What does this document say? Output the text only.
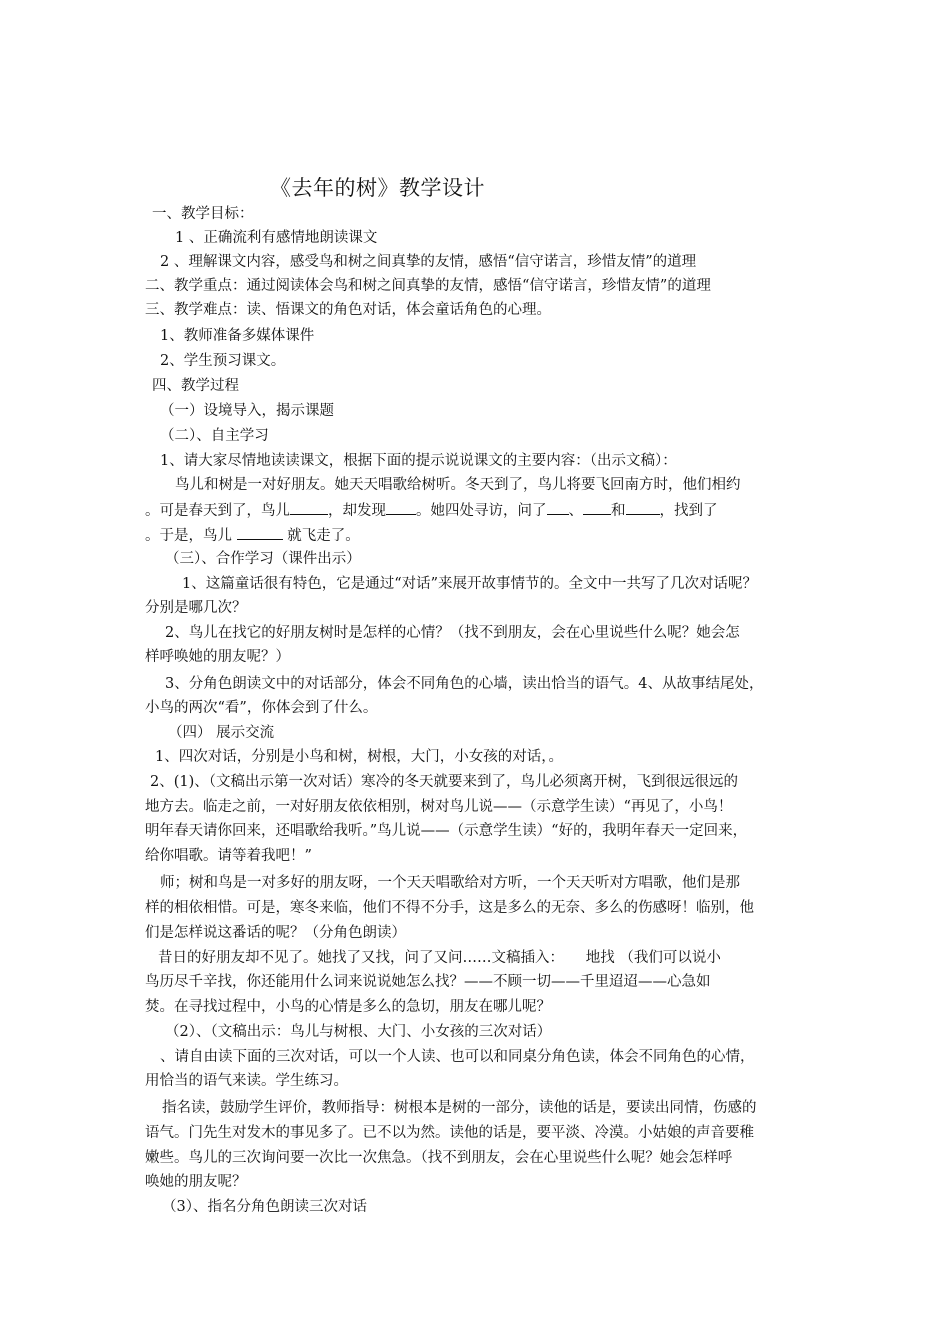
《去年的树》教学设计
一、教学目标：
1 、正确流利有感情地朗读课文
2 、理解课文内容，感受鸟和树之间真挚的友情，感悟“信守诺言，珍惜友情”的道理
二、教学重点：通过阅读体会鸟和树之间真挚的友情，感悟“信守诺言，珍惜友情”的道理
三、教学难点：读、悟课文的角色对话，体会童话角色的心理。
1、教师准备多媒体课件
2、学生预习课文。
四、教学过程
（一）设境导入，揭示课题
（二）、自主学习
1、请大家尽情地读读课文，根据下面的提示说说课文的主要内容：（出示文稿）：
鸟儿和树是一对好朋友。她天天唱歌给树听。冬天到了，鸟儿将要飞回南方时，他们相约
。可是春天到了，鸟儿	，却发现 。她四处寻访，问了 、 和 ，找到了
。于是，鸟儿	就飞走了。
（三）、合作学习（课件出示）
1、这篇童话很有特色，它是通过“对话”来展开故事情节的。全文中一共写了几次对话呢？
分别是哪几次？
2、鸟儿在找它的好朋友树时是怎样的心情？（找不到朋友，会在心里说些什么呢？她会怎
样呼唤她的朋友呢？）
3、分角色朗读文中的对话部分，体会不同角色的心墙，读出恰当的语气。4、从故事结尾处，
小鸟的两次“看”，你体会到了什么。
（四） 展示交流
1、四次对话，分别是小鸟和树，树根，大门，小女孩的对话，。
2、(1)、（文稿出示第一次对话）寒冷的冬天就要来到了，鸟儿必须离开树，飞到很远很远的
地方去。临走之前，一对好朋友依依相别，树对鸟儿说——（示意学生读）“再见了，小鸟！
明年春天请你回来，还唱歌给我听。”鸟儿说——（示意学生读）“好的，我明年春天一定回来，
给你唱歌。请等着我吧！”
师；树和鸟是一对多好的朋友呀，一个天天唱歌给对方听，一个天天听对方唱歌，他们是那
样的相依相惜。可是，寒冬来临，他们不得不分手，这是多么的无奈、多么的伤感呀！临别，他
们是怎样说这番话的呢？（分角色朗读）
昔日的好朋友却不见了。她找了又找，问了又问……文稿插入：　　地找 （我们可以说小
鸟历尽千辛找，你还能用什么词来说说她怎么找？——不顾一切——千里迢迢——心急如
焚。在寻找过程中，小鸟的心情是多么的急切，朋友在哪儿呢？
（2）、（文稿出示：鸟儿与树根、大门、小女孩的三次对话）
、请自由读下面的三次对话，可以一个人读、也可以和同桌分角色读，体会不同角色的心情，
用恰当的语气来读。学生练习。
指名读，鼓励学生评价，教师指导：树根本是树的一部分，读他的话是，要读出同情，伤感的
语气。门先生对发木的事见多了。已不以为然。读他的话是，要平淡、冷漠。小姑娘的声音要稚
嫩些。鸟儿的三次询问要一次比一次焦急。（找不到朋友，会在心里说些什么呢？她会怎样呼
唤她的朋友呢？
（3）、指名分角色朗读三次对话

---

= Work to do =
Every record above should be transcribed exactly; the pictures stay out of the copy.

= Solution =
What does this document say? Output the text only.
《去年的树》教学设计
一、教学目标：
1 、正确流利有感情地朗读课文
2 、理解课文内容，感受鸟和树之间真挚的友情，感悟“信守诺言，珍惜友情”的道理
二、教学重点：通过阅读体会鸟和树之间真挚的友情，感悟“信守诺言，珍惜友情”的道理
三、教学难点：读、悟课文的角色对话，体会童话角色的心理。
1、教师准备多媒体课件
2、学生预习课文。
四、教学过程
（一）设境导入，揭示课题
（二）、自主学习
1、请大家尽情地读读课文，根据下面的提示说说课文的主要内容：（出示文稿）：
鸟儿和树是一对好朋友。她天天唱歌给树听。冬天到了，鸟儿将要飞回南方时，他们相约
。可是春天到了，鸟儿	，却发现 。她四处寻访，问了 、 和 ，找到了
。于是，鸟儿	就飞走了。
（三）、合作学习（课件出示）
1、这篇童话很有特色，它是通过“对话”来展开故事情节的。全文中一共写了几次对话呢？
分别是哪几次？
2、鸟儿在找它的好朋友树时是怎样的心情？（找不到朋友，会在心里说些什么呢？她会怎
样呼唤她的朋友呢？）
3、分角色朗读文中的对话部分，体会不同角色的心墙，读出恰当的语气。4、从故事结尾处，
小鸟的两次“看”，你体会到了什么。
（四） 展示交流
1、四次对话，分别是小鸟和树，树根，大门，小女孩的对话，。
2、(1)、（文稿出示第一次对话）寒冷的冬天就要来到了，鸟儿必须离开树，飞到很远很远的
地方去。临走之前，一对好朋友依依相别，树对鸟儿说——（示意学生读）“再见了，小鸟！
明年春天请你回来，还唱歌给我听。”鸟儿说——（示意学生读）“好的，我明年春天一定回来，
给你唱歌。请等着我吧！”
师；树和鸟是一对多好的朋友呀，一个天天唱歌给对方听，一个天天听对方唱歌，他们是那
样的相依相惜。可是，寒冬来临，他们不得不分手，这是多么的无奈、多么的伤感呀！临别，他
们是怎样说这番话的呢？（分角色朗读）
昔日的好朋友却不见了。她找了又找，问了又问……文稿插入：　　地找 （我们可以说小
鸟历尽千辛找，你还能用什么词来说说她怎么找？——不顾一切——千里迢迢——心急如
焚。在寻找过程中，小鸟的心情是多么的急切，朋友在哪儿呢？
（2）、（文稿出示：鸟儿与树根、大门、小女孩的三次对话）
、请自由读下面的三次对话，可以一个人读、也可以和同桌分角色读，体会不同角色的心情，
用恰当的语气来读。学生练习。
指名读，鼓励学生评价，教师指导：树根本是树的一部分，读他的话是，要读出同情，伤感的
语气。门先生对发木的事见多了。已不以为然。读他的话是，要平淡、冷漠。小姑娘的声音要稚
嫩些。鸟儿的三次询问要一次比一次焦急。（找不到朋友，会在心里说些什么呢？她会怎样呼
唤她的朋友呢？
（3）、指名分角色朗读三次对话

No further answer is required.